Begin

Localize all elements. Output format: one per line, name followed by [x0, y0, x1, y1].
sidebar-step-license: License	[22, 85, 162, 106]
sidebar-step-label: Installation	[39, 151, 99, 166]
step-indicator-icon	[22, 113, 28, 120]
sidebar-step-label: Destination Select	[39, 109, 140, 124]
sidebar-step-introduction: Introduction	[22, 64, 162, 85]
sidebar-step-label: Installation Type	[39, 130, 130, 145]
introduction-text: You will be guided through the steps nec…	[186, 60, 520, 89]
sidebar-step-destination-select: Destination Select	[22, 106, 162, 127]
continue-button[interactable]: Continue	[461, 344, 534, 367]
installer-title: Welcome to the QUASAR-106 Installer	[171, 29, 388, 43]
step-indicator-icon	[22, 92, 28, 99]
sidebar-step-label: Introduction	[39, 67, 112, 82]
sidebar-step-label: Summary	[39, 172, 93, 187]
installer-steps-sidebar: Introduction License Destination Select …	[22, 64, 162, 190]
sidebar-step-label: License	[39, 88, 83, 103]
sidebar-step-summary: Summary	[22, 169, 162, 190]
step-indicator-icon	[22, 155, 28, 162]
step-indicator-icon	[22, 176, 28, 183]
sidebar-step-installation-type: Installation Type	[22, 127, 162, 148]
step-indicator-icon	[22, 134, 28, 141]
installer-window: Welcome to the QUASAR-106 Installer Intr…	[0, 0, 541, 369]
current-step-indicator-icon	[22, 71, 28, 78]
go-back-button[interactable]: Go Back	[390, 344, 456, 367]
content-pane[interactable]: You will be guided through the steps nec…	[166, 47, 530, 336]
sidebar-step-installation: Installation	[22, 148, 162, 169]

End

Your instructions:
Return every entry above unchanged, line for line, from start to finish.

Response to this exercise:
Localize all elements. Output format: one per line, name followed by [x0, y0, x1, y1].
sidebar-step-license: License	[22, 85, 162, 106]
sidebar-step-label: Installation	[39, 151, 99, 166]
step-indicator-icon	[22, 113, 28, 120]
sidebar-step-label: Destination Select	[39, 109, 140, 124]
sidebar-step-introduction: Introduction	[22, 64, 162, 85]
sidebar-step-label: Installation Type	[39, 130, 130, 145]
introduction-text: You will be guided through the steps nec…	[186, 60, 520, 89]
sidebar-step-destination-select: Destination Select	[22, 106, 162, 127]
continue-button[interactable]: Continue	[461, 344, 534, 367]
installer-title: Welcome to the QUASAR-106 Installer	[171, 29, 388, 43]
step-indicator-icon	[22, 92, 28, 99]
sidebar-step-label: Introduction	[39, 67, 112, 82]
sidebar-step-label: Summary	[39, 172, 93, 187]
installer-steps-sidebar: Introduction License Destination Select …	[22, 64, 162, 190]
sidebar-step-label: License	[39, 88, 83, 103]
sidebar-step-summary: Summary	[22, 169, 162, 190]
step-indicator-icon	[22, 155, 28, 162]
step-indicator-icon	[22, 176, 28, 183]
sidebar-step-installation-type: Installation Type	[22, 127, 162, 148]
step-indicator-icon	[22, 134, 28, 141]
installer-window: Welcome to the QUASAR-106 Installer Intr…	[0, 0, 541, 369]
current-step-indicator-icon	[22, 71, 28, 78]
go-back-button[interactable]: Go Back	[390, 344, 456, 367]
content-pane[interactable]: You will be guided through the steps nec…	[166, 47, 530, 336]
sidebar-step-installation: Installation	[22, 148, 162, 169]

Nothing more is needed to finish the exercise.